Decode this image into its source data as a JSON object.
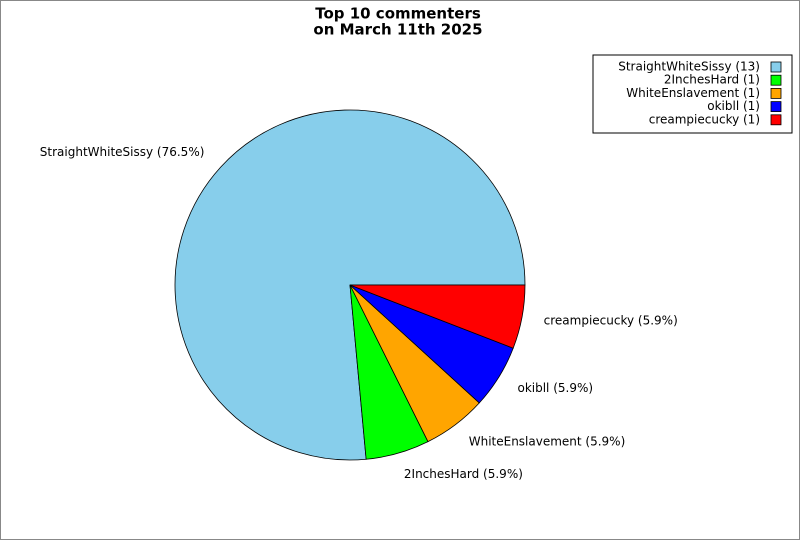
{
  "chart_data": {
    "type": "pie",
    "title": [
      "Top 10 commenters",
      "on March 11th 2025"
    ],
    "categories": [
      "StraightWhiteSissy",
      "2InchesHard",
      "WhiteEnslavement",
      "okibll",
      "creampiecucky"
    ],
    "values": [
      13,
      1,
      1,
      1,
      1
    ],
    "legend_labels": [
      "StraightWhiteSissy (13)",
      "2InchesHard (1)",
      "WhiteEnslavement (1)",
      "okibll (1)",
      "creampiecucky (1)"
    ],
    "value_labels": [
      "StraightWhiteSissy (76.5%)",
      "2InchesHard (5.9%)",
      "WhiteEnslavement (5.9%)",
      "okibll (5.9%)",
      "creampiecucky (5.9%)"
    ],
    "colors": [
      "#87ceeb",
      "#00ff00",
      "#ffa500",
      "#0000ff",
      "#ff0000"
    ],
    "legend": "top-right"
  }
}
####################
- _THE EXERCISE_
Leave the pictures out and output the rest of the listing exactly.

- _ANSWER TO THE EXERCISE_
Decode this image into its source data as a JSON object.
{
  "chart_data": {
    "type": "pie",
    "title": [
      "Top 10 commenters",
      "on March 11th 2025"
    ],
    "categories": [
      "StraightWhiteSissy",
      "2InchesHard",
      "WhiteEnslavement",
      "okibll",
      "creampiecucky"
    ],
    "values": [
      13,
      1,
      1,
      1,
      1
    ],
    "legend_labels": [
      "StraightWhiteSissy (13)",
      "2InchesHard (1)",
      "WhiteEnslavement (1)",
      "okibll (1)",
      "creampiecucky (1)"
    ],
    "value_labels": [
      "StraightWhiteSissy (76.5%)",
      "2InchesHard (5.9%)",
      "WhiteEnslavement (5.9%)",
      "okibll (5.9%)",
      "creampiecucky (5.9%)"
    ],
    "colors": [
      "#87ceeb",
      "#00ff00",
      "#ffa500",
      "#0000ff",
      "#ff0000"
    ],
    "legend": "top-right"
  }
}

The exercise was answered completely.